* _Text block_
— Begin —

A comprehensive reference covering web game development technologies, game architecture, and the anatomy of a game loop.

Sources:
- https://developer.mozilla.org/en-US/docs/Games/Introduction
- https://developer.mozilla.org/en-US/docs/Games/Anatomy

---

## Web Technologies for Game Development

### Graphics and Rendering

- **WebGL** -- Hardware-accelerated 2D and 3D graphics based on OpenGL ES 2.0. Provides direct GPU access for high-performance rendering.
- **Canvas API** -- 2D drawing surface via the `<canvas>` element. Suitable for 2D games, sprite rendering, and pixel manipulation.
- **SVG** -- Scalable Vector Graphics for resolution-independent visuals. Useful for UI elements and simple vector-based games.
- **HTML/CSS** -- Standard web technologies for building game UI, menus, HUDs, and overlays.

### Audio

- **Web Audio API** -- Advanced audio engine supporting real-time playback, synthesis, spatial audio, effects processing, and dynamic mixing.
- **HTML Audio Element** -- Simple sound playback for background music and basic sound effects.

### Input and Controls

- **Gamepad API** -- Support for game controllers and gamepads, including button mapping and analog stick input.
- **Touch Events API** -- Multi-touch input handling for mobile devices.
- **Pointer Lock API** -- Locks the mouse cursor within the game area and provides raw coordinate deltas for precise camera/aiming control.
- **Device Sensors** -- Accelerometer and gyroscope access for motion-based input.
- **Full Screen API** -- Enables immersive full-screen game experiences.

### Networking and Multiplayer

- **WebSockets API** -- Persistent, bidirectional communication channel for real-time multiplayer, chat, and live updates.
- **WebRTC API** -- Peer-to-peer connections for low-latency multiplayer, voice chat, and data channels.
- **Fetch API** -- HTTP requests for downloading game assets, loading level data, and transmitting non-real-time game state.

### Data Storage and Performance

- **IndexedDB API** -- Client-side structured storage for save games, cached assets, and offline play support.
- **Typed Arrays** -- Direct access to raw binary data buffers for GL textures, audio samples, and compact game data.
- **Web Workers API** -- Background thread execution for offloading heavy computations (physics, pathfinding, AI) without blocking the main thread.

### Languages and Compilation

- **JavaScript** -- The primary language for web game development.
- **C/C++ via Emscripten** -- Compile existing native game code to JavaScript or WebAssembly for web deployment.
- **WebAssembly (Wasm)** -- Near-native execution speed for performance-critical game code.

— End —

* _Supplied information_
— Begin —

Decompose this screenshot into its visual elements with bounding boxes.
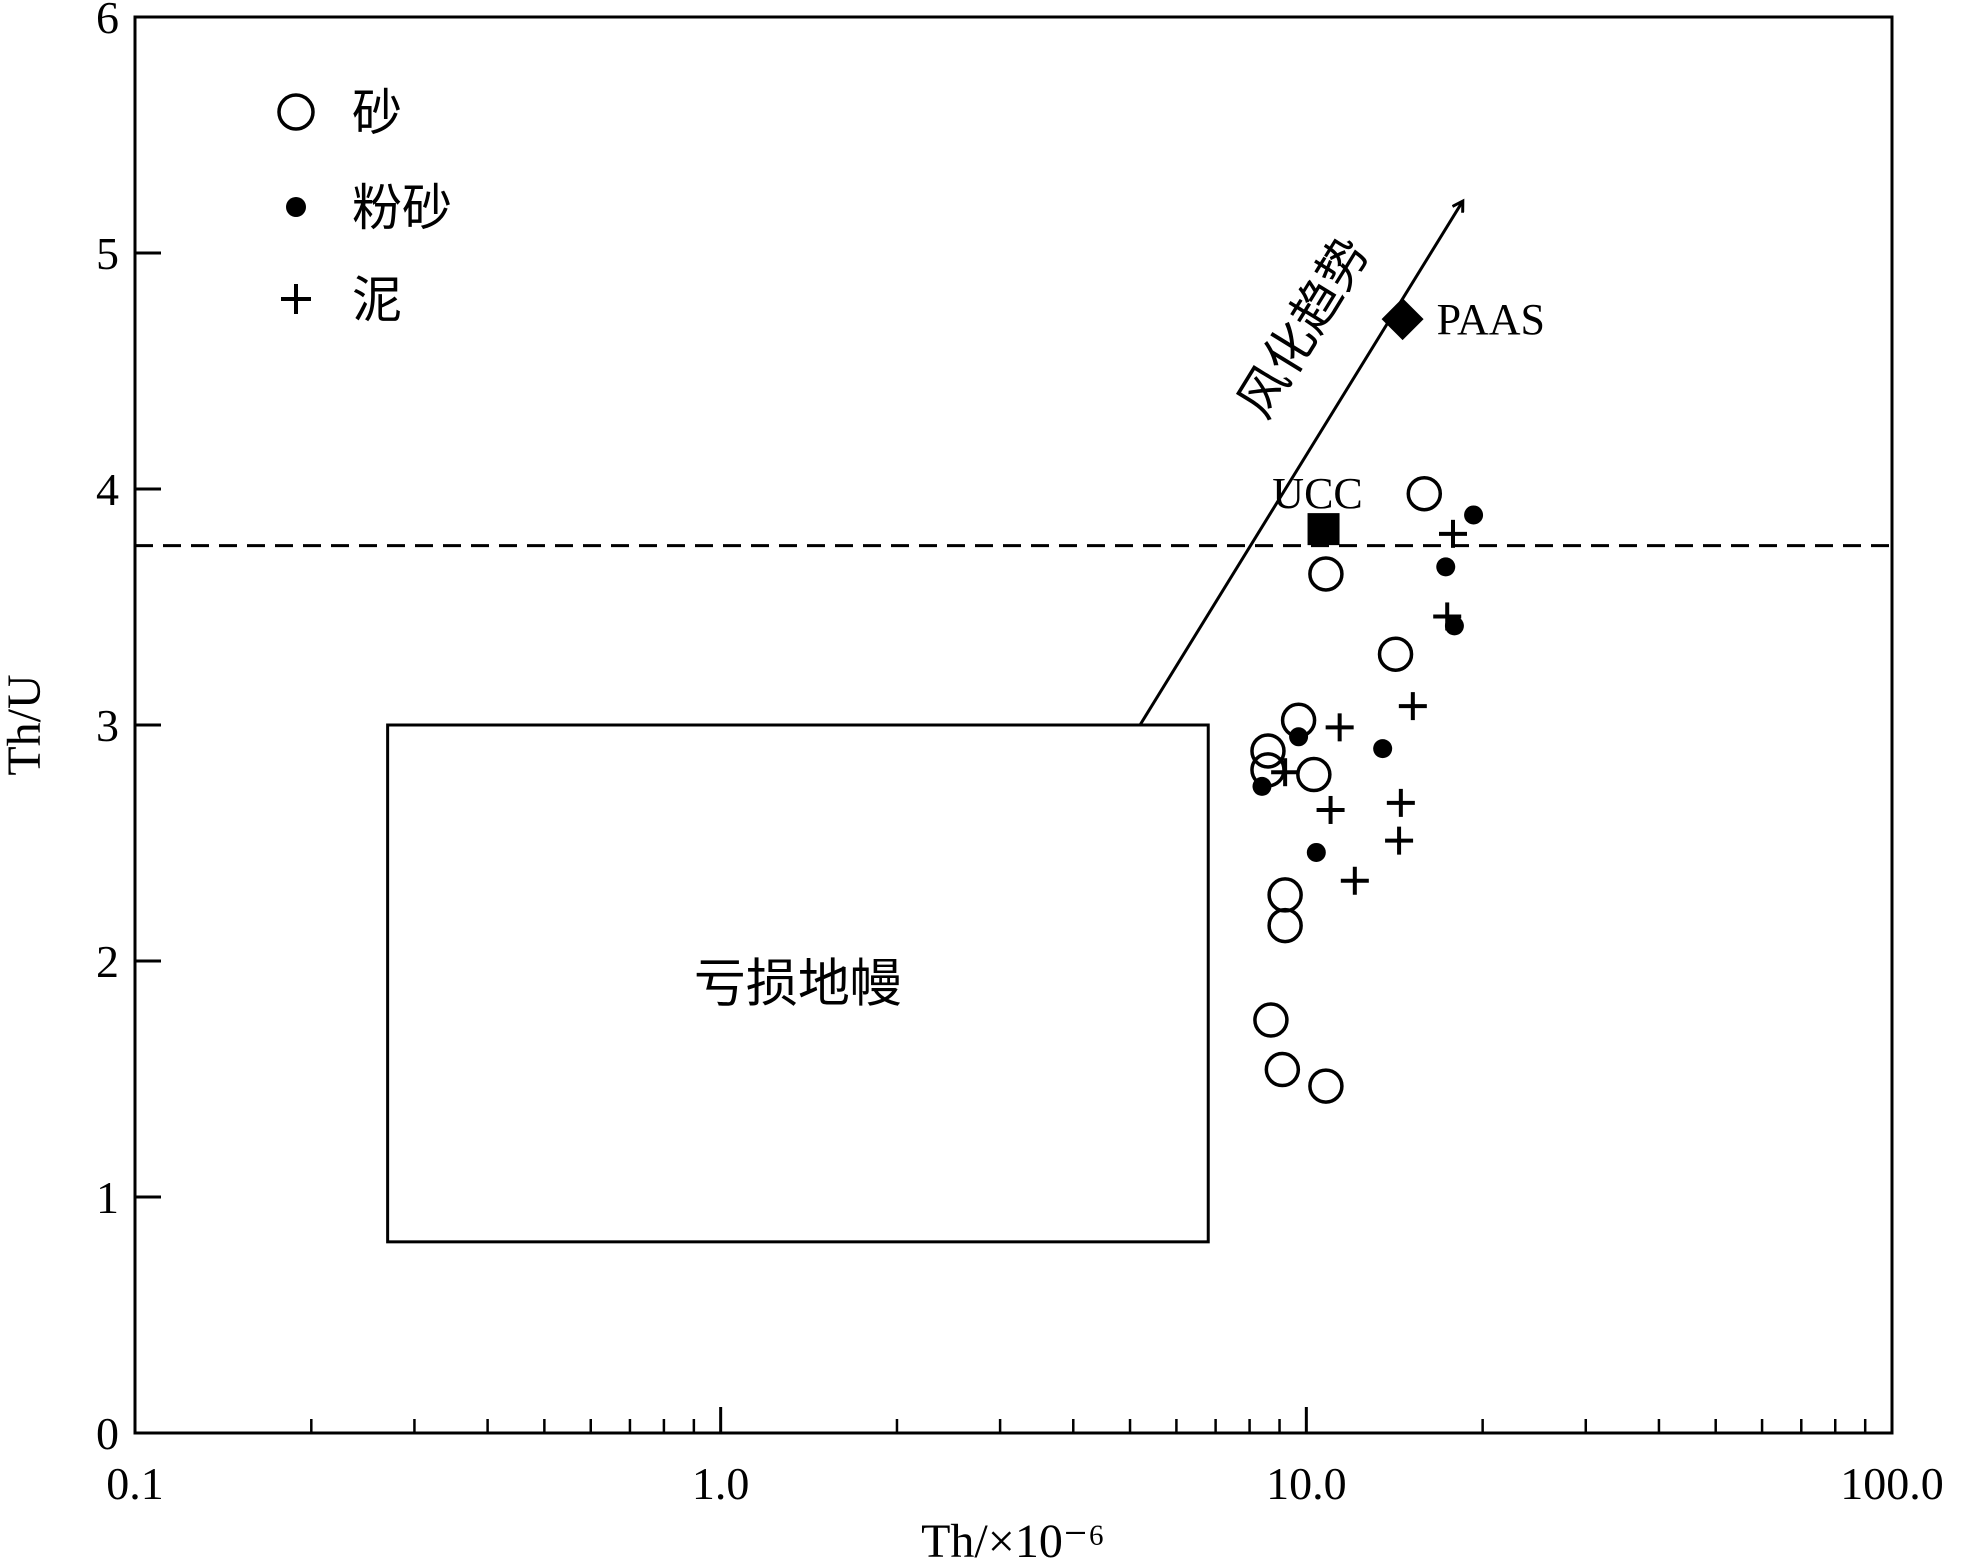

— End —

* _Aim A_
In the web game development reference, which OpenGL ES version is WebGL based on?
* _Aim B_
Return the stretch of the web game development reference from "### Input and" through "precise camera/aiming control.".

* _Full answer A_
OpenGL ES 2.0

* _Full answer B_
### Input and Controls

- **Gamepad API** -- Support for game controllers and gamepads, including button mapping and analog stick input.
- **Touch Events API** -- Multi-touch input handling for mobile devices.
- **Pointer Lock API** -- Locks the mouse cursor within the game area and provides raw coordinate deltas for precise camera/aiming control.